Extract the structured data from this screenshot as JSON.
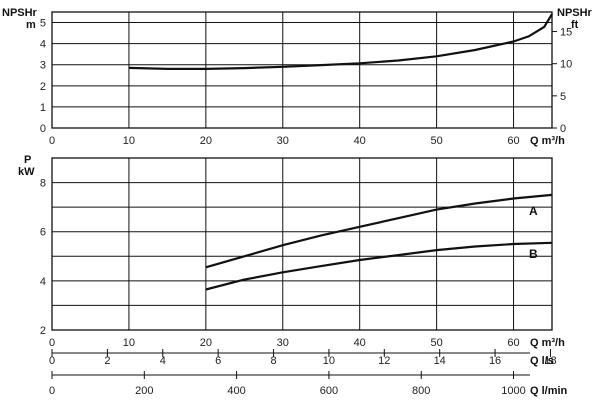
{
  "chart_data": [
    {
      "id": "npsh",
      "type": "line",
      "y_left_label": [
        "NPSHr",
        "m"
      ],
      "y_right_label": [
        "NPSHr",
        "ft"
      ],
      "x_label": "Q m³/h",
      "xlim": [
        0,
        65
      ],
      "ylim_left": [
        0,
        5.5
      ],
      "ylim_right_ft": [
        0,
        18.04
      ],
      "x_ticks": [
        0,
        10,
        20,
        30,
        40,
        50,
        60
      ],
      "y_ticks_left": [
        0,
        1,
        2,
        3,
        4,
        5
      ],
      "y_ticks_right": [
        0,
        5,
        10,
        15
      ],
      "grid": true,
      "series": [
        {
          "x": [
            10,
            15,
            20,
            25,
            30,
            35,
            40,
            45,
            50,
            55,
            60,
            62,
            64,
            65
          ],
          "y": [
            2.85,
            2.8,
            2.8,
            2.84,
            2.9,
            2.98,
            3.07,
            3.2,
            3.4,
            3.7,
            4.1,
            4.35,
            4.8,
            5.4
          ]
        }
      ]
    },
    {
      "id": "power",
      "type": "line",
      "y_label": [
        "P",
        "kW"
      ],
      "x_label": "Q m³/h",
      "xlim": [
        0,
        65
      ],
      "ylim": [
        2,
        9
      ],
      "x_ticks": [
        0,
        10,
        20,
        30,
        40,
        50,
        60
      ],
      "y_ticks": [
        2,
        4,
        6,
        8
      ],
      "grid": true,
      "series": [
        {
          "name": "A",
          "x": [
            20,
            25,
            30,
            35,
            40,
            45,
            50,
            55,
            60,
            65
          ],
          "y": [
            4.55,
            5.0,
            5.45,
            5.85,
            6.2,
            6.55,
            6.9,
            7.15,
            7.35,
            7.5
          ]
        },
        {
          "name": "B",
          "x": [
            20,
            25,
            30,
            35,
            40,
            45,
            50,
            55,
            60,
            65
          ],
          "y": [
            3.65,
            4.05,
            4.35,
            4.6,
            4.85,
            5.05,
            5.25,
            5.4,
            5.5,
            5.55
          ]
        }
      ]
    }
  ],
  "secondary_axes": [
    {
      "label": "Q l/s",
      "ticks": [
        0,
        2,
        4,
        6,
        8,
        10,
        12,
        14,
        16,
        18
      ],
      "per_m3h": 0.27778
    },
    {
      "label": "Q l/min",
      "ticks": [
        0,
        200,
        400,
        600,
        800,
        1000
      ],
      "per_m3h": 16.6667
    }
  ]
}
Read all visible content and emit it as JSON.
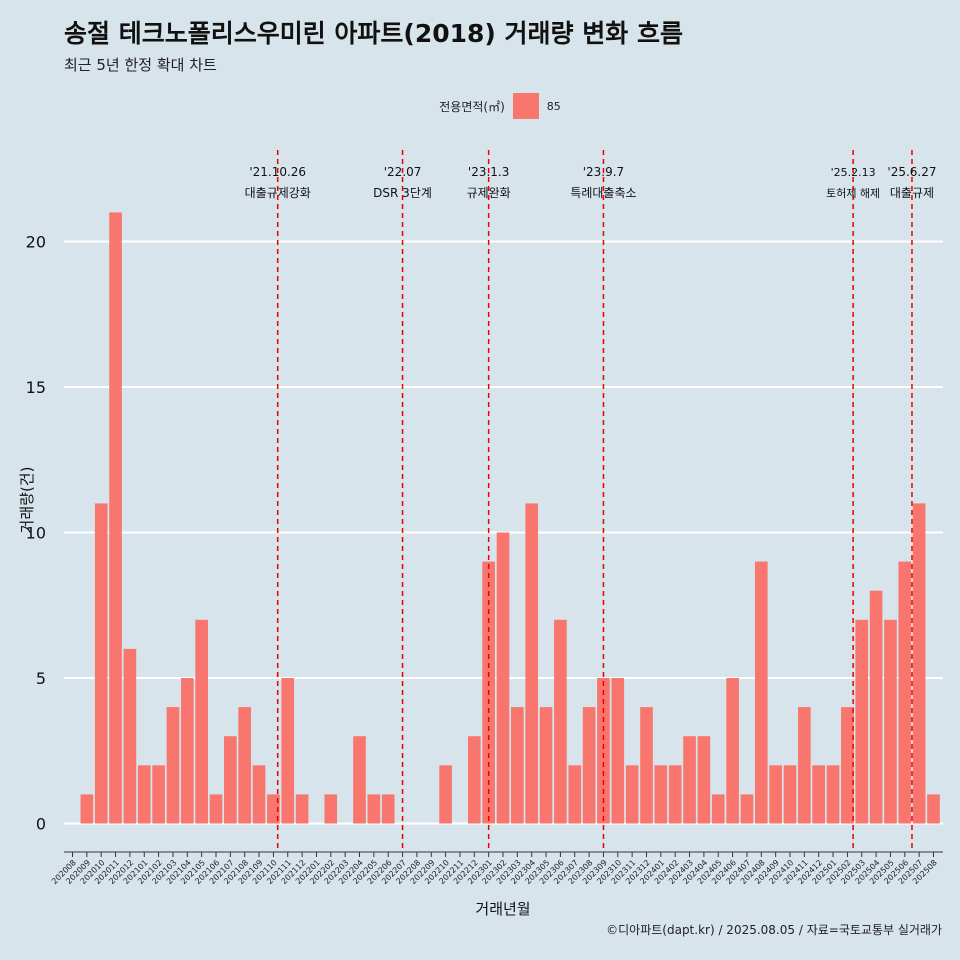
{
  "title": "송절 테크노폴리스우미린 아파트(2018) 거래량 변화 흐름",
  "subtitle": "최근 5년 한정 확대 차트",
  "caption": "©디아파트(dapt.kr) / 2025.08.05 / 자료=국토교통부 실거래가",
  "legend": {
    "title": "전용면적(㎡)",
    "label": "85",
    "color": "#f8766d"
  },
  "chart_data": {
    "type": "bar",
    "xlabel": "거래년월",
    "ylabel": "거래량(건)",
    "ylim": [
      0,
      21
    ],
    "yticks": [
      0,
      5,
      10,
      15,
      20
    ],
    "grid": true,
    "legend_position": "top",
    "categories": [
      "202008",
      "202009",
      "202010",
      "202011",
      "202012",
      "202101",
      "202102",
      "202103",
      "202104",
      "202105",
      "202106",
      "202107",
      "202108",
      "202109",
      "202110",
      "202111",
      "202112",
      "202201",
      "202202",
      "202203",
      "202204",
      "202205",
      "202206",
      "202207",
      "202208",
      "202209",
      "202210",
      "202211",
      "202212",
      "202301",
      "202302",
      "202303",
      "202304",
      "202305",
      "202306",
      "202307",
      "202308",
      "202309",
      "202310",
      "202311",
      "202312",
      "202401",
      "202402",
      "202403",
      "202404",
      "202405",
      "202406",
      "202407",
      "202408",
      "202409",
      "202410",
      "202411",
      "202412",
      "202501",
      "202502",
      "202503",
      "202504",
      "202505",
      "202506",
      "202507",
      "202508"
    ],
    "series": [
      {
        "name": "85",
        "values": [
          0,
          1,
          11,
          21,
          6,
          2,
          2,
          4,
          5,
          7,
          1,
          3,
          4,
          2,
          1,
          5,
          1,
          0,
          1,
          0,
          3,
          1,
          1,
          0,
          0,
          0,
          2,
          0,
          3,
          9,
          10,
          4,
          11,
          4,
          7,
          2,
          4,
          5,
          5,
          2,
          4,
          2,
          2,
          3,
          3,
          1,
          5,
          1,
          9,
          2,
          2,
          4,
          2,
          2,
          4,
          7,
          8,
          7,
          9,
          11,
          1
        ]
      }
    ],
    "annotations": [
      {
        "date": "'21.10.26",
        "label": "대출규제강화",
        "x": "202110",
        "offset": 0.3
      },
      {
        "date": "'22.07",
        "label": "DSR 3단계",
        "x": "202207",
        "offset": 0.0
      },
      {
        "date": "'23.1.3",
        "label": "규제완화",
        "x": "202301",
        "offset": 0.0
      },
      {
        "date": "'23.9.7",
        "label": "특례대출축소",
        "x": "202309",
        "offset": 0.0
      },
      {
        "date": "'25.2.13",
        "label": "토허제 해제",
        "x": "202502",
        "offset": 0.4
      },
      {
        "date": "'25.6.27",
        "label": "대출규제",
        "x": "202506",
        "offset": 0.5
      }
    ]
  }
}
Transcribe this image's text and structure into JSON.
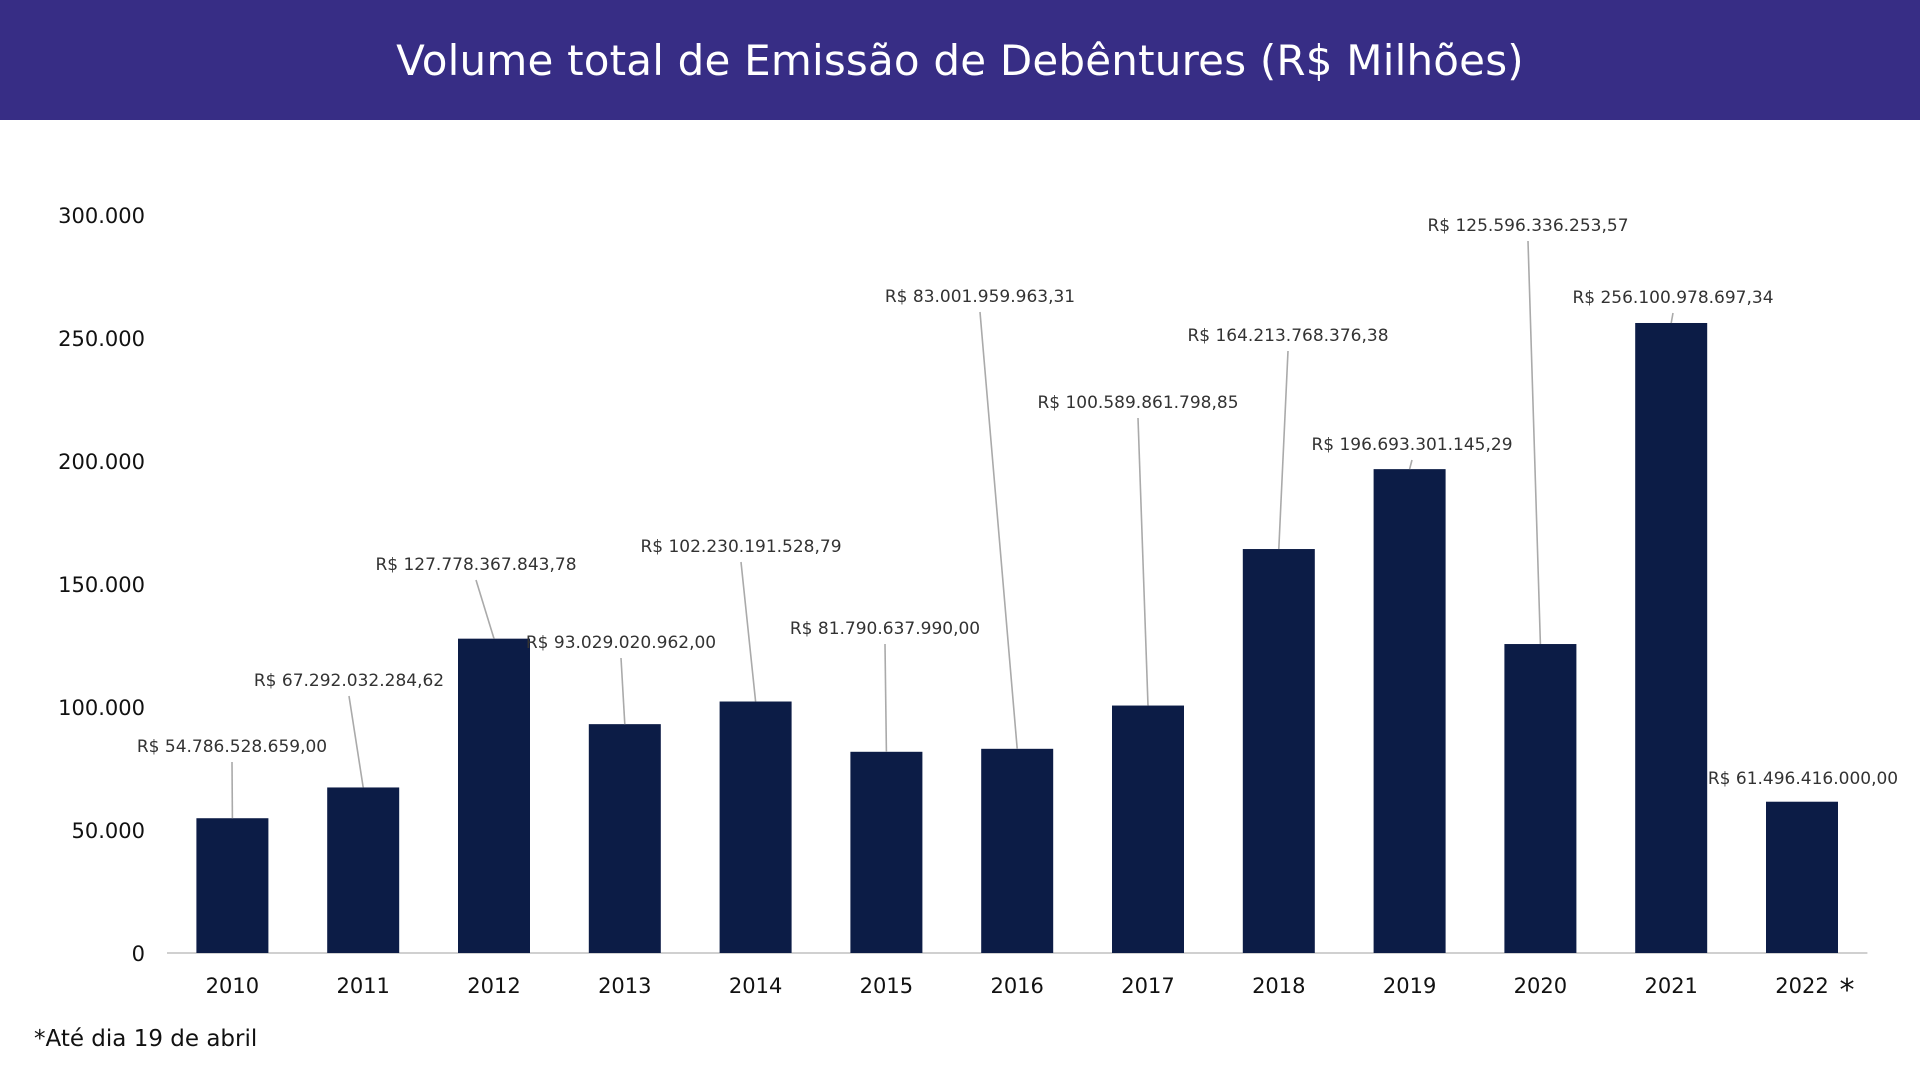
{
  "header": {
    "title": "Volume total de Emissão de Debêntures (R$ Milhões)"
  },
  "footnote": "*Até dia 19 de abril",
  "colors": {
    "header_bg": "#372d85",
    "bar": "#0c1c46",
    "leader": "#aaaaaa",
    "axis": "#d0d0d0"
  },
  "chart_data": {
    "type": "bar",
    "categories": [
      "2010",
      "2011",
      "2012",
      "2013",
      "2014",
      "2015",
      "2016",
      "2017",
      "2018",
      "2019",
      "2020",
      "2021",
      "2022"
    ],
    "category_marks": [
      "",
      "",
      "",
      "",
      "",
      "",
      "",
      "",
      "",
      "",
      "",
      "",
      "*"
    ],
    "values": [
      54786.528659,
      67292.03228462,
      127778.36784378,
      93029.020962,
      102230.19152879,
      81790.63799,
      83001.95996331,
      100589.86179885,
      164213.76837638,
      196693.30114529,
      125596.33625357,
      256100.97869734,
      61496.416
    ],
    "data_labels": [
      "R$ 54.786.528.659,00",
      "R$ 67.292.032.284,62",
      "R$ 127.778.367.843,78",
      "R$ 93.029.020.962,00",
      "R$ 102.230.191.528,79",
      "R$ 81.790.637.990,00",
      "R$ 83.001.959.963,31",
      "R$ 100.589.861.798,85",
      "R$ 164.213.768.376,38",
      "R$ 196.693.301.145,29",
      "R$ 125.596.336.253,57",
      "R$ 256.100.978.697,34",
      "R$ 61.496.416.000,00"
    ],
    "yticks": [
      0,
      50000,
      100000,
      150000,
      200000,
      250000,
      300000
    ],
    "ytick_labels": [
      "0",
      "50.000",
      "100.000",
      "150.000",
      "200.000",
      "250.000",
      "300.000"
    ],
    "ylim": [
      0,
      300000
    ],
    "grid": false,
    "legend": "none"
  }
}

--------------------------------

> **THE TASK**
Each entry gets copied exactly; the pictures stay out.

> **RESPONSE BELOW**
Extract the structured data from this screenshot as JSON.
{
  "chart_data": [
    {
      "id": "npsh",
      "type": "line",
      "y_left_label": [
        "NPSHr",
        "m"
      ],
      "y_right_label": [
        "NPSHr",
        "ft"
      ],
      "x_label": "Q m³/h",
      "xlim": [
        0,
        65
      ],
      "ylim_left": [
        0,
        5.5
      ],
      "ylim_right_ft": [
        0,
        18.04
      ],
      "x_ticks": [
        0,
        10,
        20,
        30,
        40,
        50,
        60
      ],
      "y_ticks_left": [
        0,
        1,
        2,
        3,
        4,
        5
      ],
      "y_ticks_right": [
        0,
        5,
        10,
        15
      ],
      "grid": true,
      "series": [
        {
          "x": [
            10,
            15,
            20,
            25,
            30,
            35,
            40,
            45,
            50,
            55,
            60,
            62,
            64,
            65
          ],
          "y": [
            2.85,
            2.8,
            2.8,
            2.84,
            2.9,
            2.98,
            3.07,
            3.2,
            3.4,
            3.7,
            4.1,
            4.35,
            4.8,
            5.4
          ]
        }
      ]
    },
    {
      "id": "power",
      "type": "line",
      "y_label": [
        "P",
        "kW"
      ],
      "x_label": "Q m³/h",
      "xlim": [
        0,
        65
      ],
      "ylim": [
        2,
        9
      ],
      "x_ticks": [
        0,
        10,
        20,
        30,
        40,
        50,
        60
      ],
      "y_ticks": [
        2,
        4,
        6,
        8
      ],
      "grid": true,
      "series": [
        {
          "name": "A",
          "x": [
            20,
            25,
            30,
            35,
            40,
            45,
            50,
            55,
            60,
            65
          ],
          "y": [
            4.55,
            5.0,
            5.45,
            5.85,
            6.2,
            6.55,
            6.9,
            7.15,
            7.35,
            7.5
          ]
        },
        {
          "name": "B",
          "x": [
            20,
            25,
            30,
            35,
            40,
            45,
            50,
            55,
            60,
            65
          ],
          "y": [
            3.65,
            4.05,
            4.35,
            4.6,
            4.85,
            5.05,
            5.25,
            5.4,
            5.5,
            5.55
          ]
        }
      ]
    }
  ],
  "secondary_axes": [
    {
      "label": "Q l/s",
      "ticks": [
        0,
        2,
        4,
        6,
        8,
        10,
        12,
        14,
        16,
        18
      ],
      "per_m3h": 0.27778
    },
    {
      "label": "Q l/min",
      "ticks": [
        0,
        200,
        400,
        600,
        800,
        1000
      ],
      "per_m3h": 16.6667
    }
  ]
}
Read all visible content and emit it as JSON.
{
  "title": "송절 테크노폴리스우미린 아파트(2018) 거래량 변화 흐름",
  "subtitle": "최근 5년 한정 확대 차트",
  "caption": "©디아파트(dapt.kr) / 2025.08.05 / 자료=국토교통부 실거래가",
  "legend": {
    "title": "전용면적(㎡)",
    "label": "85",
    "color": "#f8766d"
  },
  "chart_data": {
    "type": "bar",
    "xlabel": "거래년월",
    "ylabel": "거래량(건)",
    "ylim": [
      0,
      21
    ],
    "yticks": [
      0,
      5,
      10,
      15,
      20
    ],
    "grid": true,
    "legend_position": "top",
    "categories": [
      "202008",
      "202009",
      "202010",
      "202011",
      "202012",
      "202101",
      "202102",
      "202103",
      "202104",
      "202105",
      "202106",
      "202107",
      "202108",
      "202109",
      "202110",
      "202111",
      "202112",
      "202201",
      "202202",
      "202203",
      "202204",
      "202205",
      "202206",
      "202207",
      "202208",
      "202209",
      "202210",
      "202211",
      "202212",
      "202301",
      "202302",
      "202303",
      "202304",
      "202305",
      "202306",
      "202307",
      "202308",
      "202309",
      "202310",
      "202311",
      "202312",
      "202401",
      "202402",
      "202403",
      "202404",
      "202405",
      "202406",
      "202407",
      "202408",
      "202409",
      "202410",
      "202411",
      "202412",
      "202501",
      "202502",
      "202503",
      "202504",
      "202505",
      "202506",
      "202507",
      "202508"
    ],
    "series": [
      {
        "name": "85",
        "values": [
          0,
          1,
          11,
          21,
          6,
          2,
          2,
          4,
          5,
          7,
          1,
          3,
          4,
          2,
          1,
          5,
          1,
          0,
          1,
          0,
          3,
          1,
          1,
          0,
          0,
          0,
          2,
          0,
          3,
          9,
          10,
          4,
          11,
          4,
          7,
          2,
          4,
          5,
          5,
          2,
          4,
          2,
          2,
          3,
          3,
          1,
          5,
          1,
          9,
          2,
          2,
          4,
          2,
          2,
          4,
          7,
          8,
          7,
          9,
          11,
          1
        ]
      }
    ],
    "annotations": [
      {
        "date": "'21.10.26",
        "label": "대출규제강화",
        "x": "202110",
        "offset": 0.3
      },
      {
        "date": "'22.07",
        "label": "DSR 3단계",
        "x": "202207",
        "offset": 0.0
      },
      {
        "date": "'23.1.3",
        "label": "규제완화",
        "x": "202301",
        "offset": 0.0
      },
      {
        "date": "'23.9.7",
        "label": "특례대출축소",
        "x": "202309",
        "offset": 0.0
      },
      {
        "date": "'25.2.13",
        "label": "토허제 해제",
        "x": "202502",
        "offset": 0.4
      },
      {
        "date": "'25.6.27",
        "label": "대출규제",
        "x": "202506",
        "offset": 0.5
      }
    ]
  }
}
Transcribe this image's text and structure into JSON.
{
  "header": {
    "title": "Volume total de Emissão de Debêntures (R$ Milhões)"
  },
  "footnote": "*Até dia 19 de abril",
  "colors": {
    "header_bg": "#372d85",
    "bar": "#0c1c46",
    "leader": "#aaaaaa",
    "axis": "#d0d0d0"
  },
  "chart_data": {
    "type": "bar",
    "categories": [
      "2010",
      "2011",
      "2012",
      "2013",
      "2014",
      "2015",
      "2016",
      "2017",
      "2018",
      "2019",
      "2020",
      "2021",
      "2022"
    ],
    "category_marks": [
      "",
      "",
      "",
      "",
      "",
      "",
      "",
      "",
      "",
      "",
      "",
      "",
      "*"
    ],
    "values": [
      54786.528659,
      67292.03228462,
      127778.36784378,
      93029.020962,
      102230.19152879,
      81790.63799,
      83001.95996331,
      100589.86179885,
      164213.76837638,
      196693.30114529,
      125596.33625357,
      256100.97869734,
      61496.416
    ],
    "data_labels": [
      "R$ 54.786.528.659,00",
      "R$ 67.292.032.284,62",
      "R$ 127.778.367.843,78",
      "R$ 93.029.020.962,00",
      "R$ 102.230.191.528,79",
      "R$ 81.790.637.990,00",
      "R$ 83.001.959.963,31",
      "R$ 100.589.861.798,85",
      "R$ 164.213.768.376,38",
      "R$ 196.693.301.145,29",
      "R$ 125.596.336.253,57",
      "R$ 256.100.978.697,34",
      "R$ 61.496.416.000,00"
    ],
    "yticks": [
      0,
      50000,
      100000,
      150000,
      200000,
      250000,
      300000
    ],
    "ytick_labels": [
      "0",
      "50.000",
      "100.000",
      "150.000",
      "200.000",
      "250.000",
      "300.000"
    ],
    "ylim": [
      0,
      300000
    ],
    "grid": false,
    "legend": "none"
  }
}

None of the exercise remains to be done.